§ Exercise brief
Each entry below is to be reproduced exactly, though any pictures it holds must be omitted.

Dataset records on visual material
---*---
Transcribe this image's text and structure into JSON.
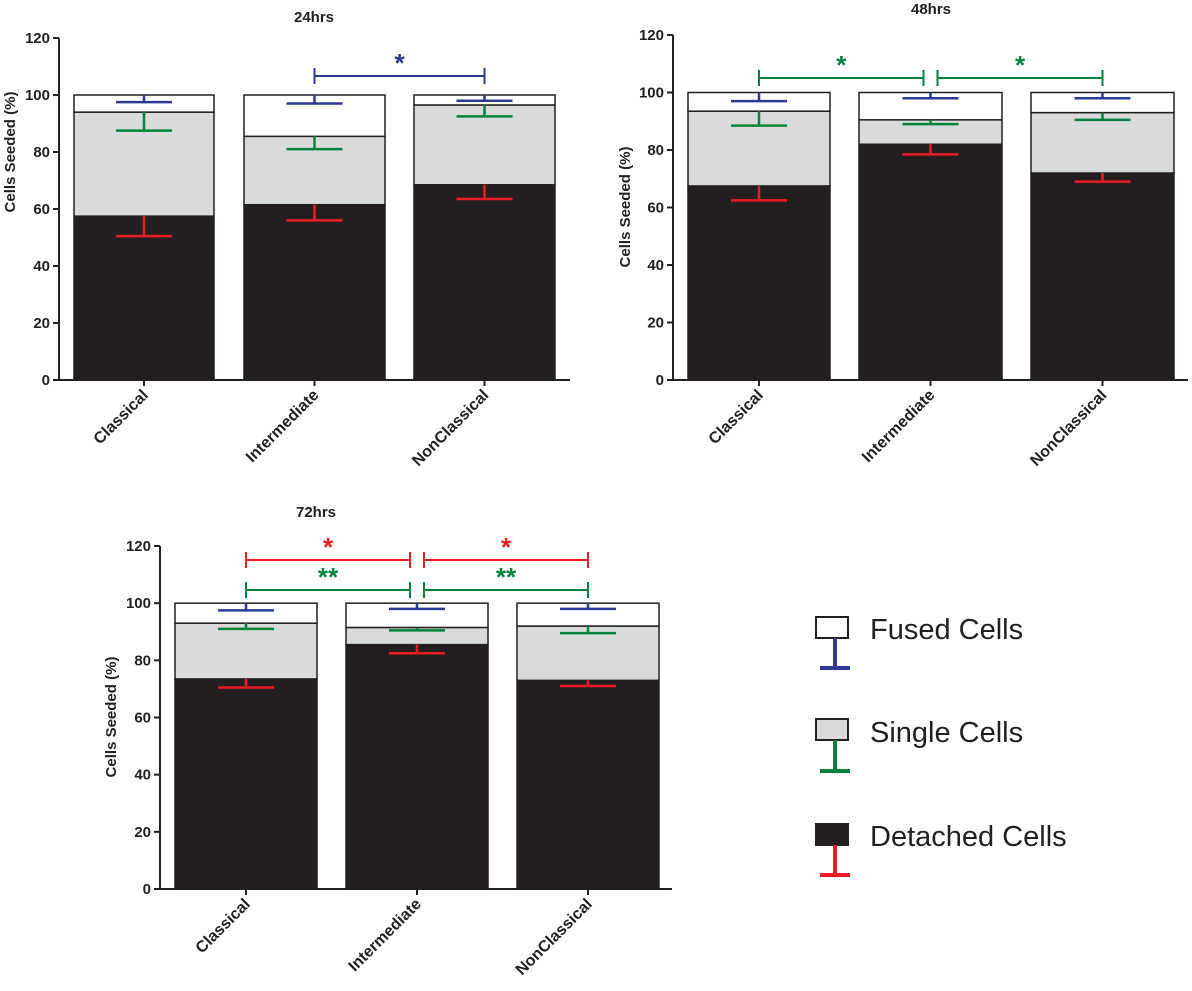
{
  "colors": {
    "detached": "#231f20",
    "single": "#d9dadb",
    "fused": "#ffffff",
    "fused_err": "#2b3990",
    "single_err": "#00843d",
    "detached_err": "#ed1c24"
  },
  "chart_data": [
    {
      "type": "bar",
      "stacked": true,
      "title": "24hrs",
      "ylabel": "Cells Seeded (%)",
      "ylim": [
        0,
        120
      ],
      "yticks": [
        0,
        20,
        40,
        60,
        80,
        100,
        120
      ],
      "categories": [
        "Classical",
        "Intermediate",
        "NonClassical"
      ],
      "series": [
        {
          "name": "Detached Cells",
          "values": [
            57.5,
            61.5,
            68.5
          ],
          "errors": [
            7,
            5.5,
            5
          ]
        },
        {
          "name": "Single Cells",
          "values": [
            36.5,
            24,
            28
          ],
          "errors": [
            6.5,
            4.5,
            4
          ]
        },
        {
          "name": "Fused Cells",
          "values": [
            6,
            14.5,
            3.5
          ],
          "errors": [
            2.5,
            3,
            2
          ]
        }
      ],
      "significance": [
        {
          "from": 1,
          "to": 2,
          "label": "*",
          "series": "Fused Cells"
        }
      ]
    },
    {
      "type": "bar",
      "stacked": true,
      "title": "48hrs",
      "ylabel": "Cells Seeded (%)",
      "ylim": [
        0,
        120
      ],
      "yticks": [
        0,
        20,
        40,
        60,
        80,
        100,
        120
      ],
      "categories": [
        "Classical",
        "Intermediate",
        "NonClassical"
      ],
      "series": [
        {
          "name": "Detached Cells",
          "values": [
            67.5,
            82,
            72
          ],
          "errors": [
            5,
            3.5,
            3
          ]
        },
        {
          "name": "Single Cells",
          "values": [
            26,
            8.5,
            21
          ],
          "errors": [
            5,
            1.5,
            2.5
          ]
        },
        {
          "name": "Fused Cells",
          "values": [
            6.5,
            9.5,
            7
          ],
          "errors": [
            3,
            2,
            2
          ]
        }
      ],
      "significance": [
        {
          "from": 0,
          "to": 1,
          "label": "*",
          "series": "Single Cells"
        },
        {
          "from": 1,
          "to": 2,
          "label": "*",
          "series": "Single Cells"
        }
      ]
    },
    {
      "type": "bar",
      "stacked": true,
      "title": "72hrs",
      "ylabel": "Cells Seeded (%)",
      "ylim": [
        0,
        120
      ],
      "yticks": [
        0,
        20,
        40,
        60,
        80,
        100,
        120
      ],
      "categories": [
        "Classical",
        "Intermediate",
        "NonClassical"
      ],
      "series": [
        {
          "name": "Detached Cells",
          "values": [
            73.5,
            85.5,
            73
          ],
          "errors": [
            3,
            3,
            2
          ]
        },
        {
          "name": "Single Cells",
          "values": [
            19.5,
            6,
            19
          ],
          "errors": [
            2,
            1,
            2.5
          ]
        },
        {
          "name": "Fused Cells",
          "values": [
            7,
            8.5,
            8
          ],
          "errors": [
            2.5,
            2,
            2
          ]
        }
      ],
      "significance": [
        {
          "from": 0,
          "to": 1,
          "label": "*",
          "series": "Detached Cells",
          "level": 2
        },
        {
          "from": 1,
          "to": 2,
          "label": "*",
          "series": "Detached Cells",
          "level": 2
        },
        {
          "from": 0,
          "to": 1,
          "label": "**",
          "series": "Single Cells",
          "level": 1
        },
        {
          "from": 1,
          "to": 2,
          "label": "**",
          "series": "Single Cells",
          "level": 1
        }
      ]
    }
  ],
  "legend": {
    "items": [
      {
        "label": "Fused Cells",
        "series": "Fused Cells"
      },
      {
        "label": "Single Cells",
        "series": "Single Cells"
      },
      {
        "label": "Detached Cells",
        "series": "Detached Cells"
      }
    ]
  }
}
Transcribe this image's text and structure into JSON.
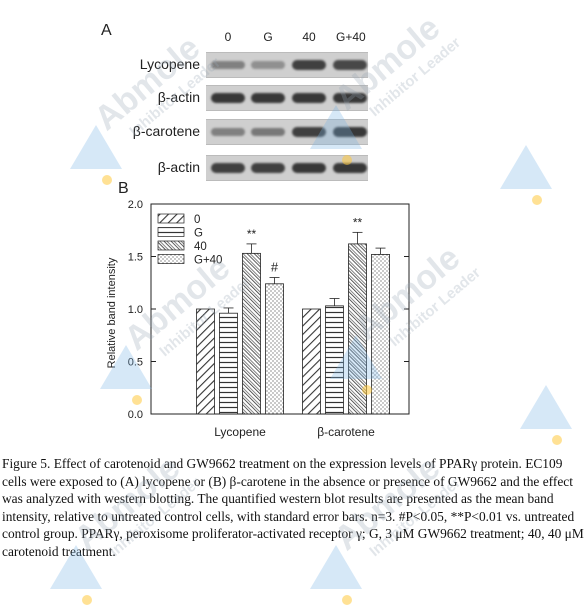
{
  "panel_a": {
    "letter": "A",
    "lanes": [
      "0",
      "G",
      "40",
      "G+40"
    ],
    "rows": [
      {
        "label": "Lycopene",
        "bands": [
          0.45,
          0.35,
          0.85,
          0.8
        ]
      },
      {
        "label": "β-actin",
        "bands": [
          0.9,
          0.9,
          0.9,
          0.9
        ]
      },
      {
        "label": "β-carotene",
        "bands": [
          0.45,
          0.5,
          0.85,
          0.9
        ]
      },
      {
        "label": "β-actin",
        "bands": [
          0.85,
          0.85,
          0.9,
          0.9
        ]
      }
    ]
  },
  "chart_data": {
    "type": "bar",
    "panel_letter": "B",
    "categories": [
      "Lycopene",
      "β-carotene"
    ],
    "series": [
      {
        "name": "0",
        "values": [
          1.0,
          1.0
        ],
        "errors": [
          0,
          0
        ],
        "annotations": [
          "",
          ""
        ]
      },
      {
        "name": "G",
        "values": [
          0.96,
          1.03
        ],
        "errors": [
          0.05,
          0.07
        ],
        "annotations": [
          "",
          ""
        ]
      },
      {
        "name": "40",
        "values": [
          1.53,
          1.62
        ],
        "errors": [
          0.09,
          0.11
        ],
        "annotations": [
          "**",
          "**"
        ]
      },
      {
        "name": "G+40",
        "values": [
          1.24,
          1.52
        ],
        "errors": [
          0.06,
          0.06
        ],
        "annotations": [
          "#",
          ""
        ]
      }
    ],
    "ylabel": "Relative band intensity",
    "ylim": [
      0.0,
      2.0
    ],
    "yticks": [
      "0.0",
      "0.5",
      "1.0",
      "1.5",
      "2.0"
    ],
    "legend_placement": "top-left"
  },
  "caption": "Figure 5. Effect of carotenoid and GW9662 treatment on the expression levels of PPARγ protein. EC109 cells were exposed to (A) lycopene or (B) β-carotene in the absence or presence of GW9662 and the effect was analyzed with western blotting. The quantified western blot results are presented as the mean band intensity, relative to untreated control cells, with standard error bars. n=3. #P<0.05, **P<0.01 vs. untreated control group. PPARγ, peroxisome proliferator-activated receptor γ; G, 3 μM GW9662 treatment; 40, 40 μM carotenoid treatment.",
  "watermark": {
    "brand": "Abmole",
    "tagline": "Inhibitor Leader"
  },
  "colors": {
    "blot_background": "#cfcfcf",
    "band_dark": "#3a3a3a",
    "watermark_blue": "#78b4e6",
    "watermark_dot": "#ffc83c"
  }
}
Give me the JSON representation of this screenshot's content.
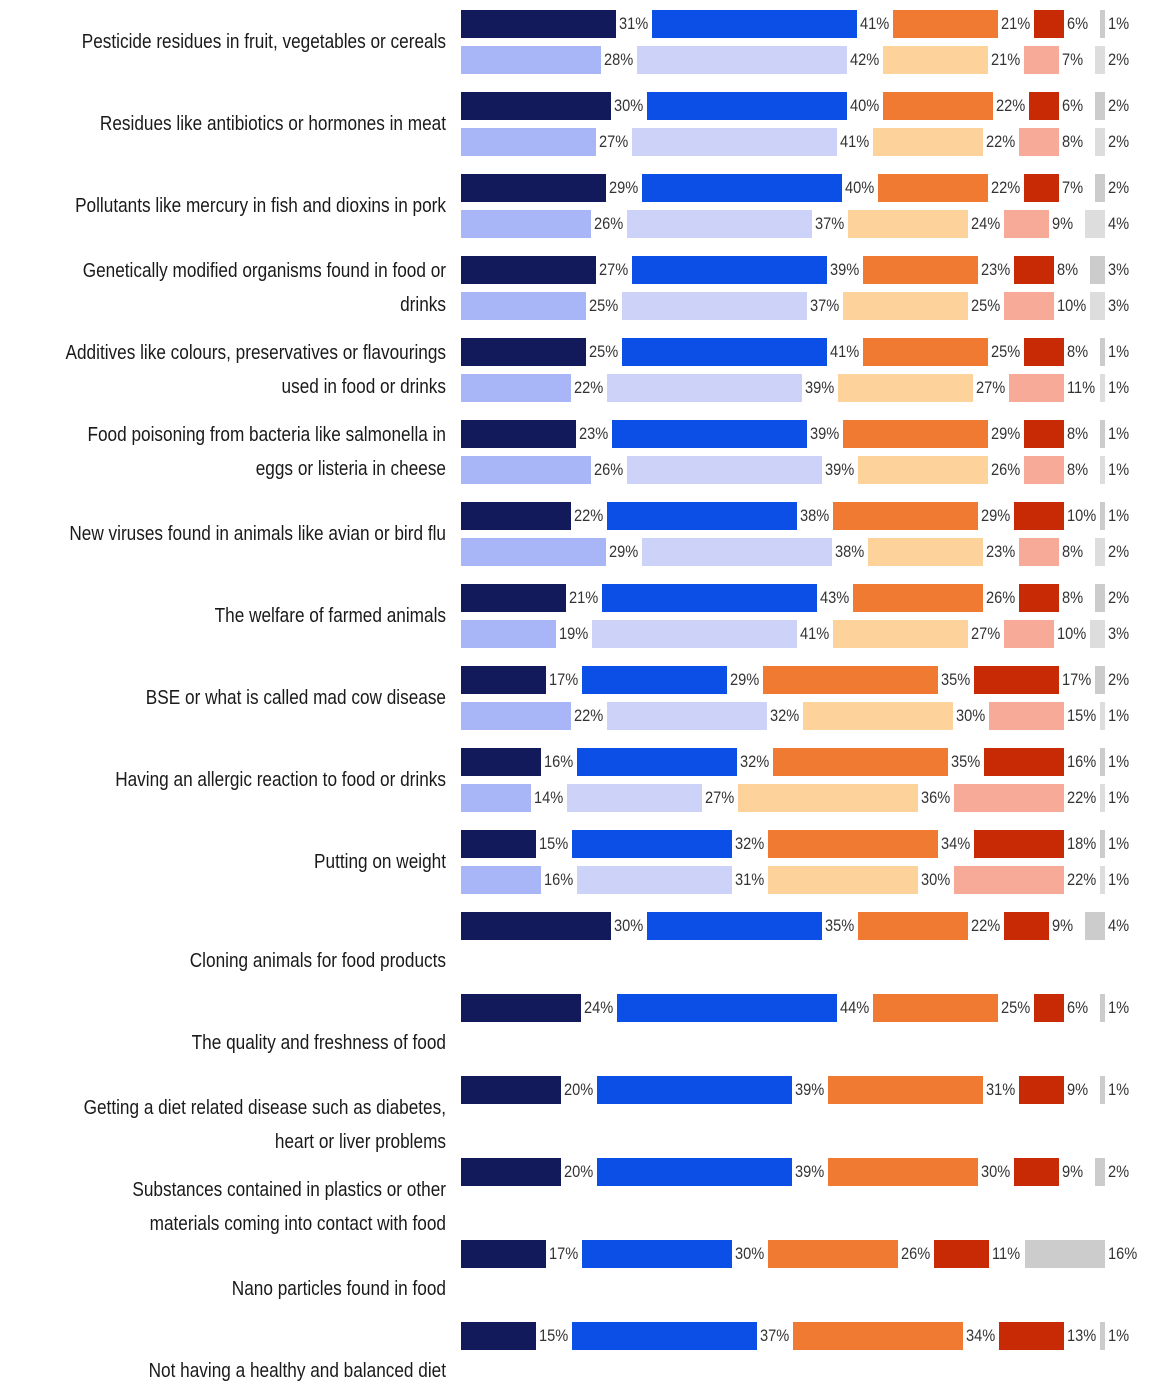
---*---
§ Result of this task
Transcribe this image's text and structure into JSON.
{
  "colors": {
    "detached": "#231f20",
    "single": "#d9dadb",
    "fused": "#ffffff",
    "fused_err": "#2b3990",
    "single_err": "#00843d",
    "detached_err": "#ed1c24"
  },
  "chart_data": [
    {
      "type": "bar",
      "stacked": true,
      "title": "24hrs",
      "ylabel": "Cells Seeded (%)",
      "ylim": [
        0,
        120
      ],
      "yticks": [
        0,
        20,
        40,
        60,
        80,
        100,
        120
      ],
      "categories": [
        "Classical",
        "Intermediate",
        "NonClassical"
      ],
      "series": [
        {
          "name": "Detached Cells",
          "values": [
            57.5,
            61.5,
            68.5
          ],
          "errors": [
            7,
            5.5,
            5
          ]
        },
        {
          "name": "Single Cells",
          "values": [
            36.5,
            24,
            28
          ],
          "errors": [
            6.5,
            4.5,
            4
          ]
        },
        {
          "name": "Fused Cells",
          "values": [
            6,
            14.5,
            3.5
          ],
          "errors": [
            2.5,
            3,
            2
          ]
        }
      ],
      "significance": [
        {
          "from": 1,
          "to": 2,
          "label": "*",
          "series": "Fused Cells"
        }
      ]
    },
    {
      "type": "bar",
      "stacked": true,
      "title": "48hrs",
      "ylabel": "Cells Seeded (%)",
      "ylim": [
        0,
        120
      ],
      "yticks": [
        0,
        20,
        40,
        60,
        80,
        100,
        120
      ],
      "categories": [
        "Classical",
        "Intermediate",
        "NonClassical"
      ],
      "series": [
        {
          "name": "Detached Cells",
          "values": [
            67.5,
            82,
            72
          ],
          "errors": [
            5,
            3.5,
            3
          ]
        },
        {
          "name": "Single Cells",
          "values": [
            26,
            8.5,
            21
          ],
          "errors": [
            5,
            1.5,
            2.5
          ]
        },
        {
          "name": "Fused Cells",
          "values": [
            6.5,
            9.5,
            7
          ],
          "errors": [
            3,
            2,
            2
          ]
        }
      ],
      "significance": [
        {
          "from": 0,
          "to": 1,
          "label": "*",
          "series": "Single Cells"
        },
        {
          "from": 1,
          "to": 2,
          "label": "*",
          "series": "Single Cells"
        }
      ]
    },
    {
      "type": "bar",
      "stacked": true,
      "title": "72hrs",
      "ylabel": "Cells Seeded (%)",
      "ylim": [
        0,
        120
      ],
      "yticks": [
        0,
        20,
        40,
        60,
        80,
        100,
        120
      ],
      "categories": [
        "Classical",
        "Intermediate",
        "NonClassical"
      ],
      "series": [
        {
          "name": "Detached Cells",
          "values": [
            73.5,
            85.5,
            73
          ],
          "errors": [
            3,
            3,
            2
          ]
        },
        {
          "name": "Single Cells",
          "values": [
            19.5,
            6,
            19
          ],
          "errors": [
            2,
            1,
            2.5
          ]
        },
        {
          "name": "Fused Cells",
          "values": [
            7,
            8.5,
            8
          ],
          "errors": [
            2.5,
            2,
            2
          ]
        }
      ],
      "significance": [
        {
          "from": 0,
          "to": 1,
          "label": "*",
          "series": "Detached Cells",
          "level": 2
        },
        {
          "from": 1,
          "to": 2,
          "label": "*",
          "series": "Detached Cells",
          "level": 2
        },
        {
          "from": 0,
          "to": 1,
          "label": "**",
          "series": "Single Cells",
          "level": 1
        },
        {
          "from": 1,
          "to": 2,
          "label": "**",
          "series": "Single Cells",
          "level": 1
        }
      ]
    }
  ],
  "legend": {
    "items": [
      {
        "label": "Fused Cells",
        "series": "Fused Cells"
      },
      {
        "label": "Single Cells",
        "series": "Single Cells"
      },
      {
        "label": "Detached Cells",
        "series": "Detached Cells"
      }
    ]
  }
}
Transcribe this image's text and structure into JSON.
{
  "panel_a": {
    "letter": "A",
    "lanes": [
      "0",
      "G",
      "40",
      "G+40"
    ],
    "rows": [
      {
        "label": "Lycopene",
        "bands": [
          0.45,
          0.35,
          0.85,
          0.8
        ]
      },
      {
        "label": "β-actin",
        "bands": [
          0.9,
          0.9,
          0.9,
          0.9
        ]
      },
      {
        "label": "β-carotene",
        "bands": [
          0.45,
          0.5,
          0.85,
          0.9
        ]
      },
      {
        "label": "β-actin",
        "bands": [
          0.85,
          0.85,
          0.9,
          0.9
        ]
      }
    ]
  },
  "chart_data": {
    "type": "bar",
    "panel_letter": "B",
    "categories": [
      "Lycopene",
      "β-carotene"
    ],
    "series": [
      {
        "name": "0",
        "values": [
          1.0,
          1.0
        ],
        "errors": [
          0,
          0
        ],
        "annotations": [
          "",
          ""
        ]
      },
      {
        "name": "G",
        "values": [
          0.96,
          1.03
        ],
        "errors": [
          0.05,
          0.07
        ],
        "annotations": [
          "",
          ""
        ]
      },
      {
        "name": "40",
        "values": [
          1.53,
          1.62
        ],
        "errors": [
          0.09,
          0.11
        ],
        "annotations": [
          "**",
          "**"
        ]
      },
      {
        "name": "G+40",
        "values": [
          1.24,
          1.52
        ],
        "errors": [
          0.06,
          0.06
        ],
        "annotations": [
          "#",
          ""
        ]
      }
    ],
    "ylabel": "Relative band intensity",
    "ylim": [
      0.0,
      2.0
    ],
    "yticks": [
      "0.0",
      "0.5",
      "1.0",
      "1.5",
      "2.0"
    ],
    "legend_placement": "top-left"
  },
  "caption": "Figure 5. Effect of carotenoid and GW9662 treatment on the expression levels of PPARγ protein. EC109 cells were exposed to (A) lycopene or (B) β-carotene in the absence or presence of GW9662 and the effect was analyzed with western blotting. The quantified western blot results are presented as the mean band intensity, relative to untreated control cells, with standard error bars. n=3. #P<0.05, **P<0.01 vs. untreated control group. PPARγ, peroxisome proliferator-activated receptor γ; G, 3 μM GW9662 treatment; 40, 40 μM carotenoid treatment.",
  "watermark": {
    "brand": "Abmole",
    "tagline": "Inhibitor Leader"
  },
  "colors": {
    "blot_background": "#cfcfcf",
    "band_dark": "#3a3a3a",
    "watermark_blue": "#78b4e6",
    "watermark_dot": "#ffc83c"
  }
}
Give me the JSON representation of this screenshot's content.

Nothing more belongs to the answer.